**INSTRUCTIONS TO FOLLOW:**
Pull out every line with the word "多账户管理" from the entries below.
- - -
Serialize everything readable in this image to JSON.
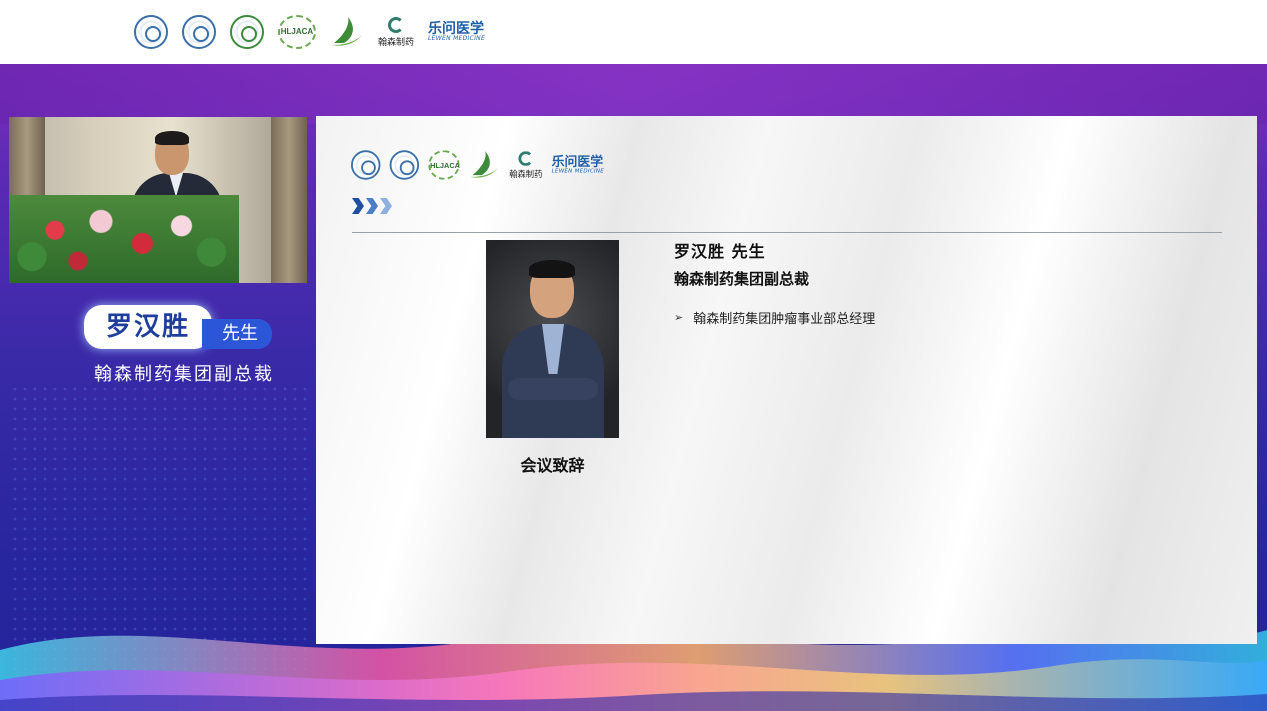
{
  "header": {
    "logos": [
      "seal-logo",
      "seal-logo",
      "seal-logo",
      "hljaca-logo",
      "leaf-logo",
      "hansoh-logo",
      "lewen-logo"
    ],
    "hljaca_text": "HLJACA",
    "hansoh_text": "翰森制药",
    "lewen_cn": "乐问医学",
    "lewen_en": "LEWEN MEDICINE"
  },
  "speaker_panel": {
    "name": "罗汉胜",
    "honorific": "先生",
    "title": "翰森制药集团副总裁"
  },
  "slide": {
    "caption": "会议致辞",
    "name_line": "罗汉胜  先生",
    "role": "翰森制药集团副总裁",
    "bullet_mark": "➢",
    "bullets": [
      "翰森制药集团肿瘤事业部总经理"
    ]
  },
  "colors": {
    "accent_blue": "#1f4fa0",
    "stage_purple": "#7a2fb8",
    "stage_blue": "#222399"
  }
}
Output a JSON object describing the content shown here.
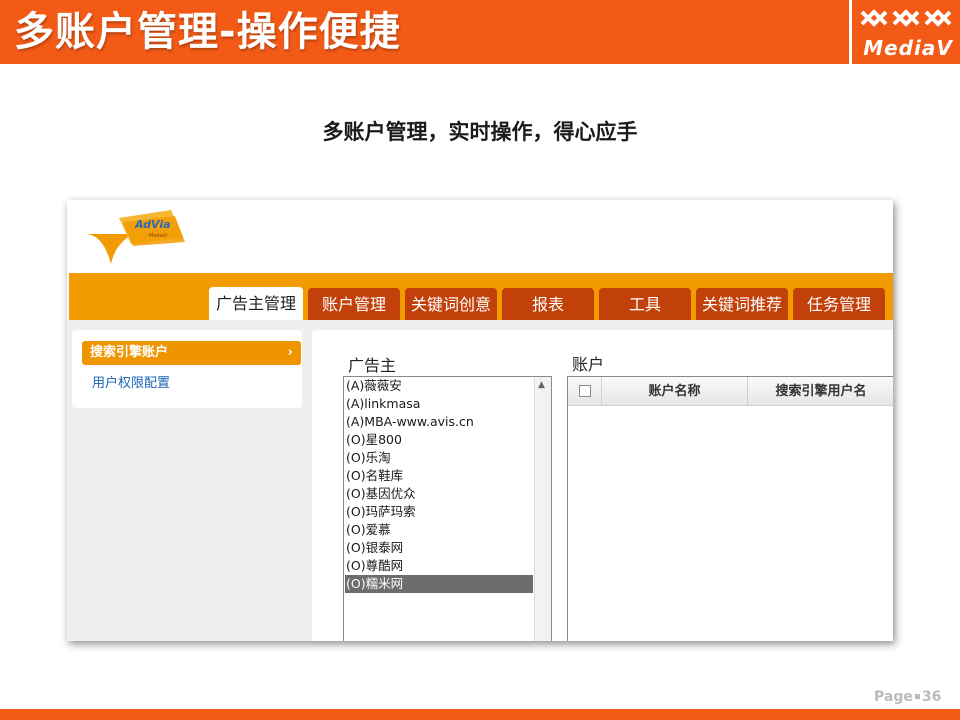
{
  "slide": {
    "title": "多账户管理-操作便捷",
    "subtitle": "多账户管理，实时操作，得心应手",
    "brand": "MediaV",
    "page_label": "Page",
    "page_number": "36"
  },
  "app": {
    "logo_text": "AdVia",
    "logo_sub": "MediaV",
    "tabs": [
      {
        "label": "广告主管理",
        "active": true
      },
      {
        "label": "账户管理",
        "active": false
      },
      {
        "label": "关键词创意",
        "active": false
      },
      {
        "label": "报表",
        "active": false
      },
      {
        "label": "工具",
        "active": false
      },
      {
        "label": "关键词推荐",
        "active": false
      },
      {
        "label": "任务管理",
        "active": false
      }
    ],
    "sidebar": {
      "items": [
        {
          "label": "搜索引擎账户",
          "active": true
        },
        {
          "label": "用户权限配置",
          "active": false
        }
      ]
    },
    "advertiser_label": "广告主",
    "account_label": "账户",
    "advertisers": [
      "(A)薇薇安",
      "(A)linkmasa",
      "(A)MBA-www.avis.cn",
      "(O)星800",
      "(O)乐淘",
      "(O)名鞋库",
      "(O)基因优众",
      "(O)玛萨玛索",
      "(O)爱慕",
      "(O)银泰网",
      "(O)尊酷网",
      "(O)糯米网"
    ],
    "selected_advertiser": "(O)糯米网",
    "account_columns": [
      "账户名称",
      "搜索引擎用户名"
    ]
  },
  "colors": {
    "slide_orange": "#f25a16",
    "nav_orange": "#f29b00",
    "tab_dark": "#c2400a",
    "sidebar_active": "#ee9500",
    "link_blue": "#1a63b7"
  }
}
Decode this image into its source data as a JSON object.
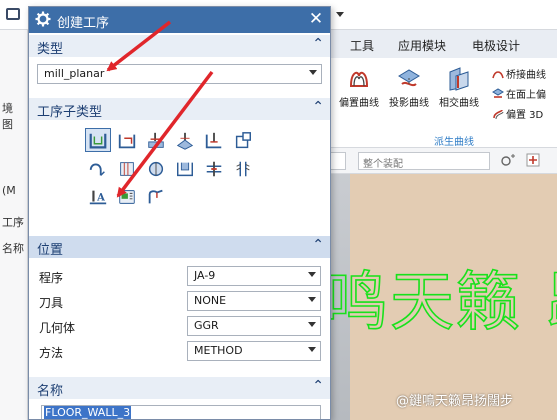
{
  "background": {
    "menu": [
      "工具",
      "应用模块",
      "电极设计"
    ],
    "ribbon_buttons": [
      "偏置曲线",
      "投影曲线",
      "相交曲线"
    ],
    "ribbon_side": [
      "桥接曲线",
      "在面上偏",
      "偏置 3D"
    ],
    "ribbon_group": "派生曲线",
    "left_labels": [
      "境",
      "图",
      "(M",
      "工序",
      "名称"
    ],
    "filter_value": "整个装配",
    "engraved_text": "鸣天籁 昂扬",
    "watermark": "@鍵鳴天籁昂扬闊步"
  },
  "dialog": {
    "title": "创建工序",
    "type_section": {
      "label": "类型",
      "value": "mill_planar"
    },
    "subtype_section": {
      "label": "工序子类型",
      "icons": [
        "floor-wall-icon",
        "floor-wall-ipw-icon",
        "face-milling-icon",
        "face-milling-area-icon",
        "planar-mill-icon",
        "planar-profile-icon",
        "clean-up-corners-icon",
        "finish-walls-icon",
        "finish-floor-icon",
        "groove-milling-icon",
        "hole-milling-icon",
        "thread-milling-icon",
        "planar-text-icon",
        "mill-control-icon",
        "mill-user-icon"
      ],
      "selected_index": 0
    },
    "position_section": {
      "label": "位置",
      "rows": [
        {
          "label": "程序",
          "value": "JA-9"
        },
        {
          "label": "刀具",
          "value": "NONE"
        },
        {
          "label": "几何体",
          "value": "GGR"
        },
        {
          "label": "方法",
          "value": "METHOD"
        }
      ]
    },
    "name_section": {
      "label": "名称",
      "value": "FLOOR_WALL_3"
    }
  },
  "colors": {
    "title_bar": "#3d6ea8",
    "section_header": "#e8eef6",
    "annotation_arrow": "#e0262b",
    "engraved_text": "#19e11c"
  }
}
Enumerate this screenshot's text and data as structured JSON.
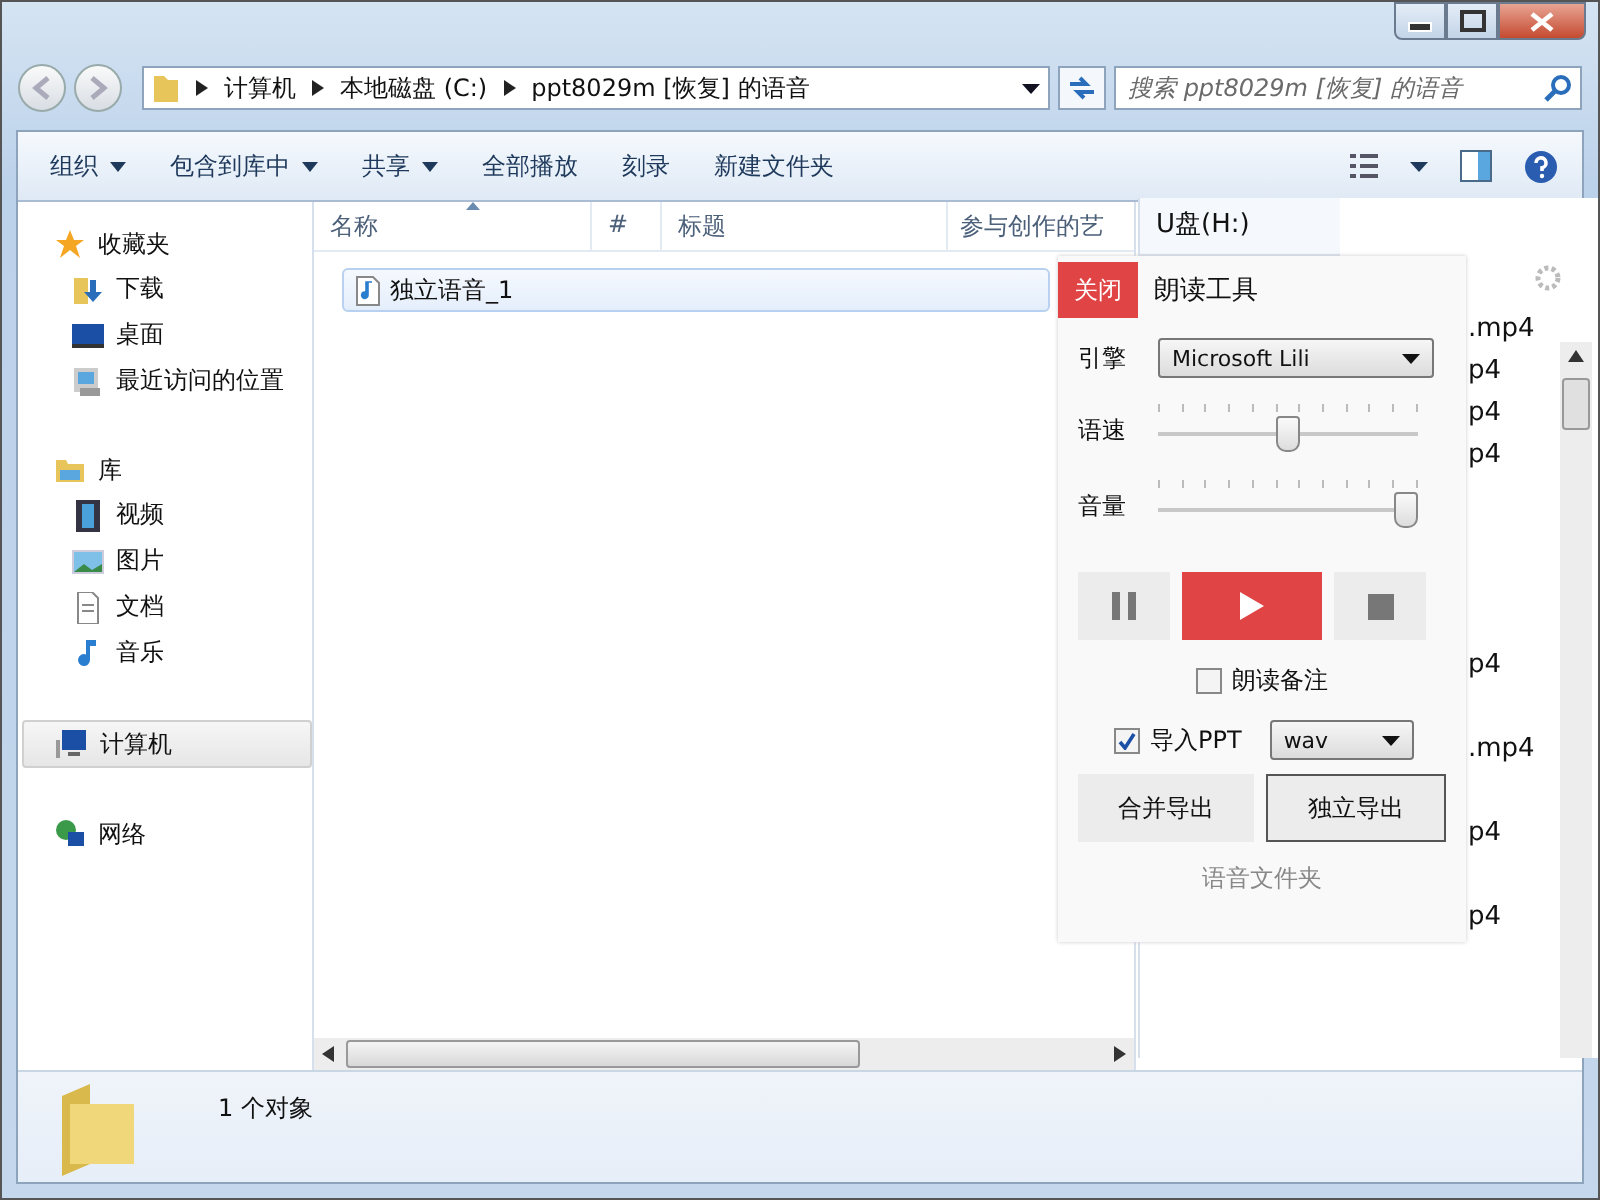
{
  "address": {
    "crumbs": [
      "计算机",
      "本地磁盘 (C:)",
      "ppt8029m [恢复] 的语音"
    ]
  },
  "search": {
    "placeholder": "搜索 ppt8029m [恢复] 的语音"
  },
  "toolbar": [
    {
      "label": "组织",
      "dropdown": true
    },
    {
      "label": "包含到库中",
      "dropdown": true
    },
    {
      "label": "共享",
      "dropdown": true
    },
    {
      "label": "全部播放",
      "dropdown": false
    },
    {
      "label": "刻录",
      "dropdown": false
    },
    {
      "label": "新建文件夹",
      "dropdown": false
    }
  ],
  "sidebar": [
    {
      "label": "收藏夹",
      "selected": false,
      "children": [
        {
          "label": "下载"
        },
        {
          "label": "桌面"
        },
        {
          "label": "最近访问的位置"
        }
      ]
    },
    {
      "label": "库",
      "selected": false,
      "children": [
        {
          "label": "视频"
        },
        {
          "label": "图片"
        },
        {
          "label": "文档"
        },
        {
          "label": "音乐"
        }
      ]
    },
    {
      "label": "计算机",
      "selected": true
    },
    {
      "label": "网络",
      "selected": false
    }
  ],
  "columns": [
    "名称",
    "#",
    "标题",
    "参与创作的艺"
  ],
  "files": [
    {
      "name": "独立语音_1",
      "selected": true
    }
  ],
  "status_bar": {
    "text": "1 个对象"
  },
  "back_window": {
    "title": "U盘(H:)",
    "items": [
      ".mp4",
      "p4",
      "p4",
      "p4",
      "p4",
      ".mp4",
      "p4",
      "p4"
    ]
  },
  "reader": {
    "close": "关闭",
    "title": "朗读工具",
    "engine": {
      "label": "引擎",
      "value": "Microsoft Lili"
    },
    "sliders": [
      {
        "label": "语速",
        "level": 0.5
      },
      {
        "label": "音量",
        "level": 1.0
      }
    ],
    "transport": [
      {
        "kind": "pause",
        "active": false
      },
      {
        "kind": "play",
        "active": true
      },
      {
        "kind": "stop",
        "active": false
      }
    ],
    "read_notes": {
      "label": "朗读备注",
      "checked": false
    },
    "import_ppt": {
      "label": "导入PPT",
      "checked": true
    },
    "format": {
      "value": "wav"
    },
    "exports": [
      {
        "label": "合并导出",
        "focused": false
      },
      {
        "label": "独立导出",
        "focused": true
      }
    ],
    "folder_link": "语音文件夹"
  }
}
- - -
**SOLUTION BELOW:**
    "title": "多账户管理-操作便捷",
    "subtitle": "多账户管理，实时操作，得心应手",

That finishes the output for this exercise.